DO THIS: Rewrite the lines from the one containing "Text: Contains HM" through the end of the items, both ends included, with "Bar" changed to "Rectangle" and everything else untouched.

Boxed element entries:
---
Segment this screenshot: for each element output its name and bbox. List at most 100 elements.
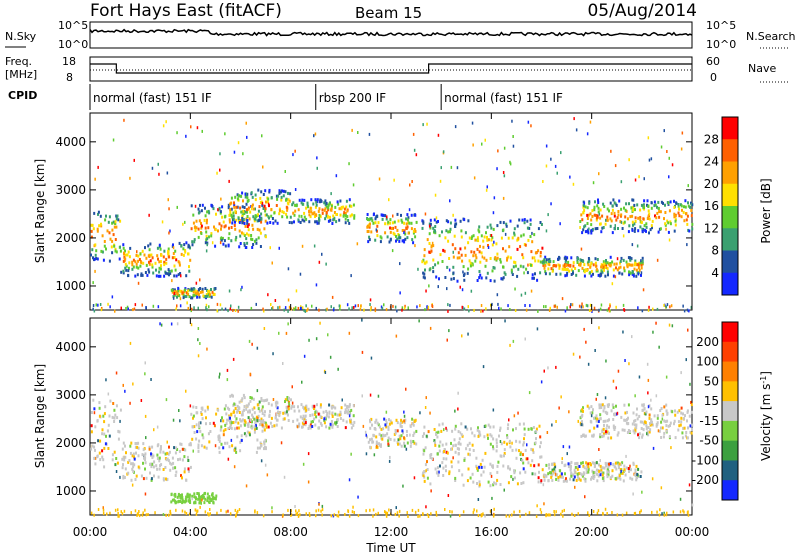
data-cell [460, 235, 463, 239]
data-cell [581, 231, 584, 235]
velocity-colorbar-label: Velocity [m s-1] [759, 371, 774, 461]
data-cell [665, 424, 668, 428]
data-cell [287, 267, 290, 271]
data-cell [178, 241, 181, 245]
data-cell [480, 465, 483, 469]
data-cell [338, 413, 341, 417]
data-cell [388, 240, 391, 244]
data-cell [454, 427, 457, 431]
data-cell [148, 270, 151, 274]
data-cell [199, 342, 201, 345]
data-cell [93, 456, 96, 460]
colorbar-tick-label: -100 [692, 453, 719, 467]
data-cell [114, 463, 117, 467]
colorbar-tick-label: 20 [704, 177, 719, 191]
data-cell [221, 205, 224, 209]
data-cell [261, 134, 263, 138]
data-cell [457, 452, 460, 456]
data-cell [543, 478, 546, 482]
data-cell [584, 230, 587, 234]
data-cell [603, 423, 605, 427]
data-cell [233, 150, 236, 154]
data-cell [581, 423, 584, 427]
data-cell [477, 426, 479, 430]
data-cell [189, 441, 192, 445]
data-cell [256, 213, 259, 217]
data-cell [179, 442, 182, 446]
data-cell [624, 359, 626, 362]
beam-title: Beam 15 [355, 4, 422, 22]
data-cell [141, 303, 143, 307]
data-cell [224, 244, 227, 248]
data-cell [476, 236, 479, 240]
data-cell [150, 477, 153, 481]
data-cell [209, 422, 212, 425]
data-cell [248, 409, 251, 413]
data-cell [179, 457, 182, 461]
data-cell [138, 514, 141, 518]
data-cell [665, 409, 668, 413]
data-cell [135, 262, 138, 266]
data-cell [365, 452, 368, 456]
data-cell [687, 184, 689, 188]
data-cell [608, 307, 610, 311]
data-cell [159, 267, 162, 271]
data-cell [241, 214, 244, 218]
data-cell [482, 470, 485, 474]
data-cell [195, 226, 198, 230]
data-cell [206, 492, 209, 496]
data-cell [679, 423, 682, 427]
data-cell [506, 427, 509, 430]
data-cell [595, 218, 598, 222]
data-cell [111, 415, 114, 419]
data-cell [641, 433, 644, 437]
data-cell [489, 223, 492, 227]
data-cell [178, 409, 180, 412]
data-cell [197, 354, 200, 358]
data-cell [245, 192, 248, 196]
data-cell [313, 211, 316, 215]
data-cell [254, 193, 257, 197]
data-cell [663, 431, 666, 435]
data-cell [393, 178, 395, 182]
data-cell [468, 259, 471, 263]
data-cell [429, 226, 432, 230]
data-cell [623, 464, 626, 468]
data-cell [473, 434, 476, 438]
data-cell [262, 514, 265, 518]
data-cell [302, 419, 305, 423]
data-cell [383, 417, 386, 421]
data-cell [187, 292, 190, 296]
data-cell [627, 416, 629, 420]
data-cell [434, 467, 437, 471]
data-cell [636, 472, 639, 476]
data-cell [641, 259, 644, 263]
data-cell [169, 461, 172, 465]
data-cell [603, 262, 606, 266]
data-cell [196, 510, 198, 514]
data-cell [628, 362, 630, 366]
data-cell [195, 437, 198, 441]
data-cell [458, 437, 461, 441]
data-cell [374, 307, 377, 311]
data-cell [204, 497, 207, 501]
data-cell [180, 290, 183, 294]
data-cell [326, 215, 329, 219]
data-cell [681, 131, 684, 135]
data-cell [122, 474, 125, 478]
data-cell [373, 453, 376, 457]
data-cell [627, 256, 630, 260]
data-cell [198, 219, 201, 223]
data-cell [387, 439, 390, 443]
data-cell [406, 441, 409, 445]
data-cell [227, 309, 229, 313]
data-cell [191, 243, 194, 247]
data-cell [643, 224, 646, 228]
data-cell [580, 305, 583, 309]
data-cell [428, 284, 430, 288]
data-cell [503, 440, 506, 444]
data-cell [596, 227, 599, 230]
data-cell [244, 246, 247, 249]
data-cell [627, 422, 630, 425]
data-cell [470, 237, 473, 240]
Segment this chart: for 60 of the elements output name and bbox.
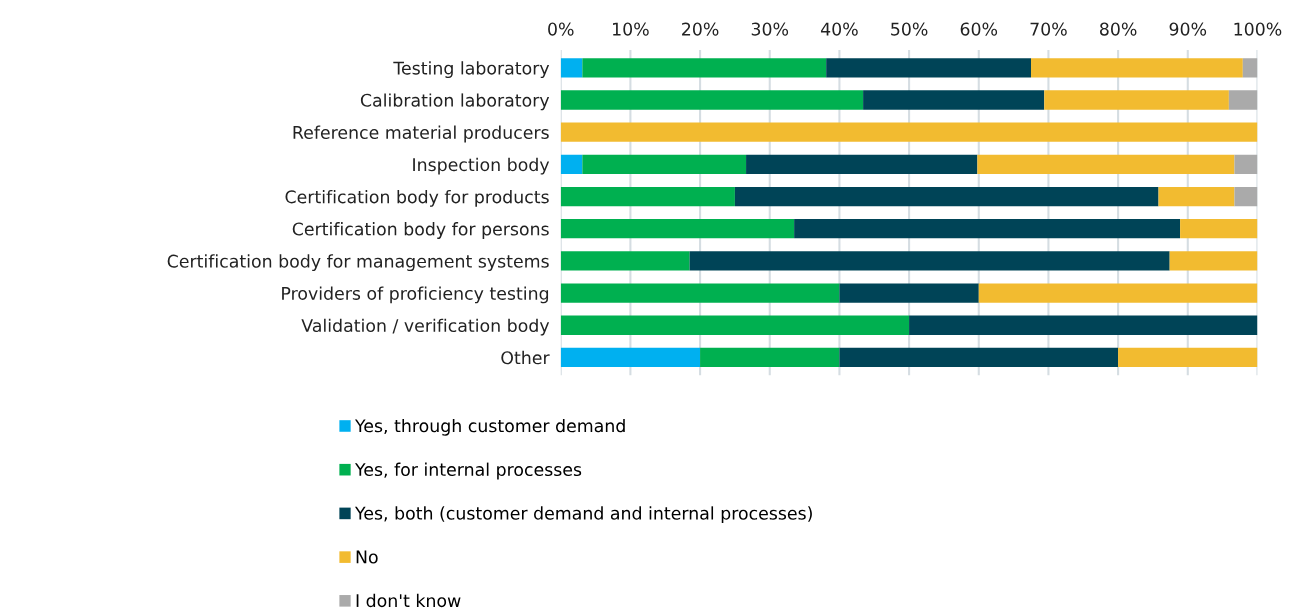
- y-tick-label: Reference material producers: [293, 125, 549, 143]
- legend-label: Yes, through customer demand: [354, 418, 625, 436]
- bar: [560, 186, 735, 207]
- bar: [560, 154, 583, 175]
- x-tick-label: 100%: [1234, 22, 1282, 36]
- y-tick-label: Certification body for products: [285, 189, 549, 207]
- legend-label: No: [356, 550, 378, 564]
- bar: [560, 90, 864, 110]
- y-tick-label: Testing laboratory: [393, 61, 550, 79]
- bar: [560, 58, 583, 78]
- y-tick-label: Providers of proficiency testing: [282, 286, 549, 304]
- bar: [560, 283, 840, 303]
- bar: [1044, 90, 1229, 110]
- bar: [1031, 58, 1243, 78]
- bar: [1234, 186, 1258, 207]
- legend-label: Yes, both (customer demand and internal processes): [354, 506, 812, 524]
- y-tick-label: Inspection body: [413, 157, 550, 175]
- x-tick-label: 90%: [1169, 22, 1207, 36]
- x-tick-label: 80%: [1099, 22, 1137, 36]
- bar: [582, 154, 747, 175]
- bar: [689, 251, 1170, 271]
- bar: [1234, 154, 1258, 175]
- bar: [1169, 251, 1258, 271]
- y-tick-label: Calibration laboratory: [360, 93, 550, 111]
- x-tick-label: 0%: [548, 22, 574, 36]
- bar: [839, 347, 1119, 368]
- bar: [700, 347, 840, 368]
- bar: [560, 219, 795, 239]
- bar: [794, 219, 1181, 239]
- bar: [977, 154, 1235, 175]
- bar: [1228, 90, 1258, 110]
- legend-label: I don't know: [356, 593, 461, 608]
- bar: [1180, 219, 1258, 239]
- legend-label: Yes, for internal processes: [354, 462, 582, 480]
- bar: [1118, 347, 1258, 368]
- x-tick-label: 30%: [751, 22, 789, 36]
- x-tick-label: 50%: [891, 22, 928, 36]
- bar: [1158, 186, 1235, 207]
- bar: [582, 58, 827, 78]
- bar: [560, 251, 690, 271]
- y-tick-label: Certification body for management systems: [167, 254, 549, 272]
- bar: [560, 347, 701, 368]
- bar: [560, 122, 1258, 142]
- bar: [734, 186, 1159, 207]
- bar: [978, 283, 1258, 303]
- y-tick-label: Other: [501, 350, 550, 365]
- x-tick-label: 10%: [613, 22, 649, 36]
- y-tick-label: Validation / verification body: [301, 318, 550, 336]
- bar: [746, 154, 978, 175]
- bar: [863, 90, 1045, 110]
- bar: [1242, 58, 1258, 78]
- bar: [560, 315, 910, 335]
- x-tick-label: 60%: [960, 22, 998, 36]
- x-tick-label: 70%: [1030, 22, 1067, 36]
- bar: [839, 283, 979, 303]
- bar: [826, 58, 1032, 78]
- bar: [909, 315, 1258, 335]
- x-tick-label: 40%: [820, 22, 858, 36]
- x-tick-label: 20%: [682, 22, 719, 36]
- y-tick-label: Certification body for persons: [292, 222, 549, 239]
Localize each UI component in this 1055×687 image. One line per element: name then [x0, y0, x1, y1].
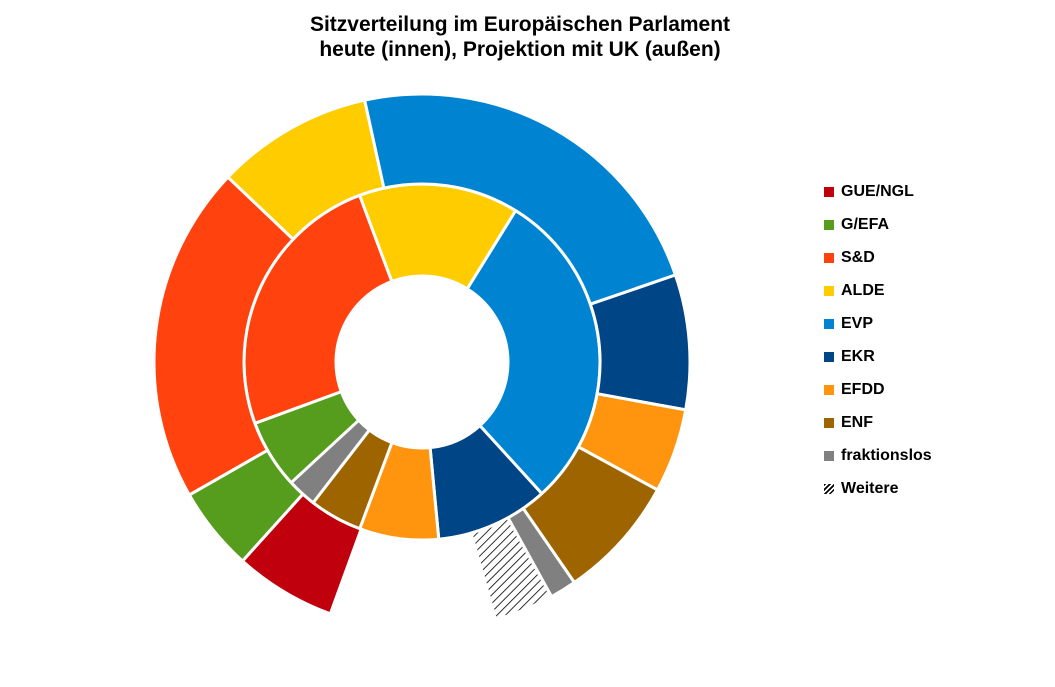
outer-ring: [152, 92, 692, 622]
legend-label: Weitere: [841, 479, 899, 497]
legend-label: G/EFA: [841, 215, 890, 233]
legend-label: EKR: [841, 347, 875, 365]
legend-item-s-d: S&D: [824, 241, 1024, 274]
legend-item-gue-ngl: GUE/NGL: [824, 175, 1024, 208]
legend-label: ALDE: [841, 281, 885, 299]
legend-item-fraktionslos: fraktionslos: [824, 439, 1024, 472]
legend: GUE/NGL G/EFA S&D ALDE EVP EKR EFDD ENF fraktion…: [824, 175, 1024, 505]
legend-label: GUE/NGL: [841, 182, 914, 200]
legend-item-weitere: Weitere: [824, 472, 1024, 505]
legend-swatch: [824, 285, 834, 296]
chart-title-line-1: Sitzverteilung im Europäischen Parlament: [309, 13, 731, 36]
outer-slice-weitere: [469, 515, 554, 622]
legend-label: ENF: [841, 413, 873, 431]
legend-swatch: [824, 219, 834, 230]
legend-swatch: [824, 450, 834, 461]
legend-item-alde: ALDE: [824, 274, 1024, 307]
legend-label: EFDD: [841, 380, 885, 398]
legend-label: fraktionslos: [841, 446, 932, 464]
legend-item-efdd: EFDD: [824, 373, 1024, 406]
legend-swatch: [824, 351, 834, 362]
legend-item-evp: EVP: [824, 307, 1024, 340]
legend-swatch: [824, 318, 834, 329]
legend-label: EVP: [841, 314, 874, 332]
outer-slice-s-d: [152, 175, 296, 497]
legend-item-g-efa: G/EFA: [824, 208, 1024, 241]
legend-swatch: [824, 186, 834, 197]
inner-ring: [242, 182, 602, 542]
legend-swatch: [824, 483, 834, 494]
legend-swatch: [824, 252, 834, 263]
legend-item-ekr: EKR: [824, 340, 1024, 373]
legend-item-enf: ENF: [824, 406, 1024, 439]
outer-slice-evp: [362, 92, 678, 307]
legend-label: S&D: [841, 248, 875, 266]
chart-title: Sitzverteilung im Europäischen Parlament…: [0, 12, 1040, 62]
legend-swatch: [824, 417, 834, 428]
chart-title-line-2: heute (innen), Projektion mit UK (außen): [319, 38, 721, 61]
legend-swatch: [824, 384, 834, 395]
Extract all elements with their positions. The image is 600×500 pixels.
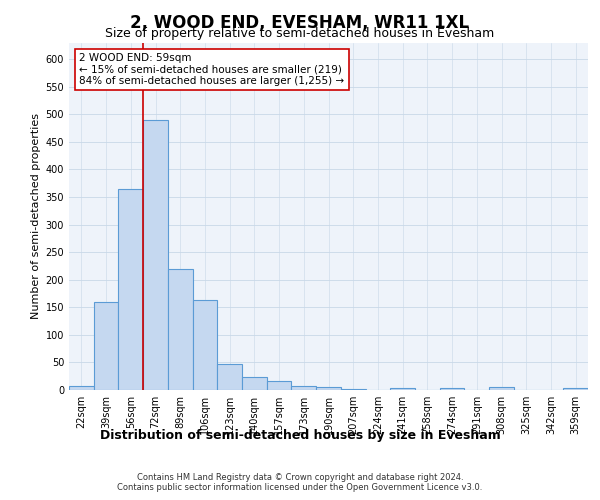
Text: Contains HM Land Registry data © Crown copyright and database right 2024.
Contai: Contains HM Land Registry data © Crown c… xyxy=(118,473,482,492)
Bar xyxy=(440,388,464,390)
Bar xyxy=(563,388,588,390)
Text: Size of property relative to semi-detached houses in Evesham: Size of property relative to semi-detach… xyxy=(106,28,494,40)
Bar xyxy=(242,378,267,390)
Text: 2 WOOD END: 59sqm
← 15% of semi-detached houses are smaller (219)
84% of semi-de: 2 WOOD END: 59sqm ← 15% of semi-detached… xyxy=(79,53,344,86)
Text: 2, WOOD END, EVESHAM, WR11 1XL: 2, WOOD END, EVESHAM, WR11 1XL xyxy=(130,14,470,32)
Bar xyxy=(217,364,242,390)
Bar xyxy=(341,389,365,390)
Bar xyxy=(316,386,341,390)
Bar xyxy=(69,386,94,390)
Bar xyxy=(94,302,118,390)
Bar xyxy=(143,120,168,390)
Text: Distribution of semi-detached houses by size in Evesham: Distribution of semi-detached houses by … xyxy=(100,430,500,442)
Bar xyxy=(267,381,292,390)
Y-axis label: Number of semi-detached properties: Number of semi-detached properties xyxy=(31,114,41,320)
Bar xyxy=(193,300,217,390)
Bar xyxy=(489,386,514,390)
Bar xyxy=(390,388,415,390)
Bar xyxy=(168,268,193,390)
Bar xyxy=(118,188,143,390)
Bar xyxy=(292,386,316,390)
---
SOLUTION TO THE PROBLEM:
Text: Contains HM Land Registry data © Crown copyright and database right 2024.
Contai: Contains HM Land Registry data © Crown c… xyxy=(118,473,482,492)
Rectangle xyxy=(440,388,464,390)
Rectangle xyxy=(563,388,588,390)
Text: Size of property relative to semi-detached houses in Evesham: Size of property relative to semi-detach… xyxy=(106,28,494,40)
Rectangle xyxy=(242,378,267,390)
Text: 2 WOOD END: 59sqm
← 15% of semi-detached houses are smaller (219)
84% of semi-de: 2 WOOD END: 59sqm ← 15% of semi-detached… xyxy=(79,53,344,86)
Text: 2, WOOD END, EVESHAM, WR11 1XL: 2, WOOD END, EVESHAM, WR11 1XL xyxy=(130,14,470,32)
Rectangle xyxy=(217,364,242,390)
Rectangle xyxy=(341,389,365,390)
Rectangle xyxy=(316,386,341,390)
Rectangle xyxy=(69,386,94,390)
Rectangle xyxy=(94,302,118,390)
Rectangle xyxy=(143,120,168,390)
Text: Distribution of semi-detached houses by size in Evesham: Distribution of semi-detached houses by … xyxy=(100,430,500,442)
Rectangle xyxy=(267,381,292,390)
Y-axis label: Number of semi-detached properties: Number of semi-detached properties xyxy=(31,114,41,320)
Rectangle xyxy=(193,300,217,390)
Rectangle xyxy=(489,386,514,390)
Rectangle xyxy=(390,388,415,390)
Rectangle xyxy=(168,268,193,390)
Rectangle xyxy=(118,188,143,390)
Rectangle xyxy=(292,386,316,390)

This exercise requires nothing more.